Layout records
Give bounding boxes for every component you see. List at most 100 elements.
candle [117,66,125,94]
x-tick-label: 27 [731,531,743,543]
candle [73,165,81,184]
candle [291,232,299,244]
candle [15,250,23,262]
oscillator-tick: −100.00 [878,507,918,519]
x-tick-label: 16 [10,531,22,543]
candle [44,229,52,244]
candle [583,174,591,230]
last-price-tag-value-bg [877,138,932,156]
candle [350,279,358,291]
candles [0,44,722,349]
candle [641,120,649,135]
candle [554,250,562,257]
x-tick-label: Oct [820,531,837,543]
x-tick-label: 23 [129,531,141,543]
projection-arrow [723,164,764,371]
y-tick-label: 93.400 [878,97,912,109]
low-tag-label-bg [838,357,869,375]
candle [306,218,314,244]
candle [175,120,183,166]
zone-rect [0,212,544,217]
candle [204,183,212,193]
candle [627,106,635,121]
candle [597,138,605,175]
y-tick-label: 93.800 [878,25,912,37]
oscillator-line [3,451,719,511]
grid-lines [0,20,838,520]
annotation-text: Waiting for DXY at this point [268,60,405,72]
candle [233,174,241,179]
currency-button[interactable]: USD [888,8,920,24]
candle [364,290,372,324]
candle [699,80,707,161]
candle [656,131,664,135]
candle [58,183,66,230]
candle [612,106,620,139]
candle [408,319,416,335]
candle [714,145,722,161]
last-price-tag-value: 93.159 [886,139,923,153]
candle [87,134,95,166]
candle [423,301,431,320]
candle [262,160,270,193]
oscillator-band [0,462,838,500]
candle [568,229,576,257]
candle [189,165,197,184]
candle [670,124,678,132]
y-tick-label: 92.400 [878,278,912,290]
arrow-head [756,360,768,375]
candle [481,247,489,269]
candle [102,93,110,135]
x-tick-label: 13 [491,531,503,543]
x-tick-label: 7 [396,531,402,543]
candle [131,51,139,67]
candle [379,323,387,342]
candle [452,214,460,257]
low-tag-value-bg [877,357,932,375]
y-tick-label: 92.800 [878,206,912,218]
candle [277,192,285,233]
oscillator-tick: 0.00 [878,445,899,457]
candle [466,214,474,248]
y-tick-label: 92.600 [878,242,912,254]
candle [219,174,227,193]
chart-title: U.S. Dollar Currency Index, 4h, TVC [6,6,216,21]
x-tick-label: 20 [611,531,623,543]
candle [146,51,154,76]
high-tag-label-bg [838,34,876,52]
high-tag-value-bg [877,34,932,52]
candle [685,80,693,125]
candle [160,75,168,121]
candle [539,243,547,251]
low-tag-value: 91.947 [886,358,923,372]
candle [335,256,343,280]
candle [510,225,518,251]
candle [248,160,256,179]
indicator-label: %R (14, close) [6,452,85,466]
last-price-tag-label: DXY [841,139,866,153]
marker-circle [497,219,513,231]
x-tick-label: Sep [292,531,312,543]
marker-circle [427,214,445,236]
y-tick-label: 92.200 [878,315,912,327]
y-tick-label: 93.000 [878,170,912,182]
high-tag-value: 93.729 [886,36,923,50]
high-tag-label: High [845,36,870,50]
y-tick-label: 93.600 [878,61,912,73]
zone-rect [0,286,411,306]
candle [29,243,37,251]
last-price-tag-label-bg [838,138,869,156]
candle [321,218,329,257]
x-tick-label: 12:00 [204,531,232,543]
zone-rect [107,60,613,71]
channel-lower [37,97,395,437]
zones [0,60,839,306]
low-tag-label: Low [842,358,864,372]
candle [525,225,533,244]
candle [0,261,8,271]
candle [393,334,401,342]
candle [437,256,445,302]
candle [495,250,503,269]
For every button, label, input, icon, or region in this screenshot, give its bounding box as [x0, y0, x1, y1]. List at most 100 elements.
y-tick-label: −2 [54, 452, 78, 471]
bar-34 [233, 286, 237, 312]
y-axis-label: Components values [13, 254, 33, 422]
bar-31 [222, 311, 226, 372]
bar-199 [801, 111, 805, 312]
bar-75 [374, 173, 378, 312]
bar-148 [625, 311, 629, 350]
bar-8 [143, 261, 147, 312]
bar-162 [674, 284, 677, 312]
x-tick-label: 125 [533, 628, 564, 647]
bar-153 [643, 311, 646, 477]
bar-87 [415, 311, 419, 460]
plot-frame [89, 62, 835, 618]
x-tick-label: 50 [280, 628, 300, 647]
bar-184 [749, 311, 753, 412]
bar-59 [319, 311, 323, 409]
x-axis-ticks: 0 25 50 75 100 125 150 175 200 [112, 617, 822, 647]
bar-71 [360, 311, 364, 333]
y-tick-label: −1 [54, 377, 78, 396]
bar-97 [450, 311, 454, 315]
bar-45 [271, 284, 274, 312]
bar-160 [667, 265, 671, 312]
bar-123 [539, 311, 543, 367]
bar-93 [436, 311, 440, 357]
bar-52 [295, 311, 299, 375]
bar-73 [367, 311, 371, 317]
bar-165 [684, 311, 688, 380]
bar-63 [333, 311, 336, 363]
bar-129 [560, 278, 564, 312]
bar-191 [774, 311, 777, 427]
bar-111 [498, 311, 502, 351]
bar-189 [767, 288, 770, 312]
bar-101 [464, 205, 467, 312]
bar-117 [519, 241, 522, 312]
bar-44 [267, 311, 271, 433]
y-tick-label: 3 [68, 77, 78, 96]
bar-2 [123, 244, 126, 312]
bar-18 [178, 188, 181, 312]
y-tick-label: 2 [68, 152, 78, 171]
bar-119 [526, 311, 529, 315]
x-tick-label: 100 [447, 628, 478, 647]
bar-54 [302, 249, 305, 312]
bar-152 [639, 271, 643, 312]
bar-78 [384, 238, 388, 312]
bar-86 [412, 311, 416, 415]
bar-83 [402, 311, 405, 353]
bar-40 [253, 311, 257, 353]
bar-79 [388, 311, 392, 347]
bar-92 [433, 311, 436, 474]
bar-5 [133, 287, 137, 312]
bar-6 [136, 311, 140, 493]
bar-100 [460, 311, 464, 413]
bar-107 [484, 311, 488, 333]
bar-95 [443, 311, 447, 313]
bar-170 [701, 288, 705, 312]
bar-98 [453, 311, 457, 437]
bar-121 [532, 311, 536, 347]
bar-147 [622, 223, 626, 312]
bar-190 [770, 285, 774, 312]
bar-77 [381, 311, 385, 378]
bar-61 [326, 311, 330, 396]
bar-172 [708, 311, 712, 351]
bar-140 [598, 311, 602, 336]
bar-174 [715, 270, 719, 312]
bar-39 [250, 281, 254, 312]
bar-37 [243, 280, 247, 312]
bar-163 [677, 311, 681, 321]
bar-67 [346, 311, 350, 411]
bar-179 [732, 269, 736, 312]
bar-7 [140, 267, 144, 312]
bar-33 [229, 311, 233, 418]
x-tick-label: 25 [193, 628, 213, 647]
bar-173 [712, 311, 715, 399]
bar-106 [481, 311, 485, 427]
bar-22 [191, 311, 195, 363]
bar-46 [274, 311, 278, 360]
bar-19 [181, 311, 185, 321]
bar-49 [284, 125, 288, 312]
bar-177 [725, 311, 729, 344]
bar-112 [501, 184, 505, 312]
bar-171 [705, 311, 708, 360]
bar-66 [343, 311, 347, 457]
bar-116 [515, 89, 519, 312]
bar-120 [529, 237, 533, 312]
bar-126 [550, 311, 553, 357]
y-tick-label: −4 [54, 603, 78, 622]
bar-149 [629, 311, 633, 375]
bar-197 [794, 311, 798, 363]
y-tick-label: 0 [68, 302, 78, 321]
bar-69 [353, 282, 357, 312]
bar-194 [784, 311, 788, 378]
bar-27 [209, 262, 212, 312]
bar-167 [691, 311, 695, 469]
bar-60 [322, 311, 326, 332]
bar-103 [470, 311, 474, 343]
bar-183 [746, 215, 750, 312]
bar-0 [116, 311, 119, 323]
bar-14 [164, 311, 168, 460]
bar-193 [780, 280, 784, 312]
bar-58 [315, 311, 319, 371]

#### TO DO
Reproduce verbatim every line of the records, from the first line through the line containing "high-tag-value-bg [877,34,932,52]", with both ends included.

#### SOLUTION FOR THIS EXERCISE
Give bounding boxes for every component you see. List at most 100 elements.
candle [117,66,125,94]
x-tick-label: 27 [731,531,743,543]
candle [73,165,81,184]
candle [291,232,299,244]
candle [15,250,23,262]
oscillator-tick: −100.00 [878,507,918,519]
x-tick-label: 16 [10,531,22,543]
candle [44,229,52,244]
candle [583,174,591,230]
last-price-tag-value-bg [877,138,932,156]
candle [350,279,358,291]
candles [0,44,722,349]
candle [641,120,649,135]
candle [554,250,562,257]
x-tick-label: Oct [820,531,837,543]
x-tick-label: 23 [129,531,141,543]
projection-arrow [723,164,764,371]
y-tick-label: 93.400 [878,97,912,109]
low-tag-label-bg [838,357,869,375]
candle [306,218,314,244]
candle [175,120,183,166]
zone-rect [0,212,544,217]
candle [204,183,212,193]
candle [627,106,635,121]
candle [597,138,605,175]
y-tick-label: 93.800 [878,25,912,37]
oscillator-line [3,451,719,511]
grid-lines [0,20,838,520]
annotation-text: Waiting for DXY at this point [268,60,405,72]
candle [233,174,241,179]
currency-button[interactable]: USD [888,8,920,24]
candle [364,290,372,324]
candle [699,80,707,161]
candle [656,131,664,135]
candle [58,183,66,230]
candle [612,106,620,139]
candle [408,319,416,335]
candle [714,145,722,161]
last-price-tag-value: 93.159 [886,139,923,153]
candle [87,134,95,166]
candle [423,301,431,320]
candle [262,160,270,193]
oscillator-band [0,462,838,500]
candle [568,229,576,257]
candle [189,165,197,184]
candle [670,124,678,132]
y-tick-label: 92.400 [878,278,912,290]
arrow-head [756,360,768,375]
candle [481,247,489,269]
candle [102,93,110,135]
x-tick-label: 13 [491,531,503,543]
x-tick-label: 7 [396,531,402,543]
candle [131,51,139,67]
candle [379,323,387,342]
candle [452,214,460,257]
low-tag-value-bg [877,357,932,375]
y-tick-label: 92.800 [878,206,912,218]
candle [277,192,285,233]
oscillator-tick: 0.00 [878,445,899,457]
candle [466,214,474,248]
y-tick-label: 92.600 [878,242,912,254]
candle [219,174,227,193]
chart-title: U.S. Dollar Currency Index, 4h, TVC [6,6,216,21]
x-tick-label: 20 [611,531,623,543]
candle [146,51,154,76]
high-tag-label-bg [838,34,876,52]
high-tag-value-bg [877,34,932,52]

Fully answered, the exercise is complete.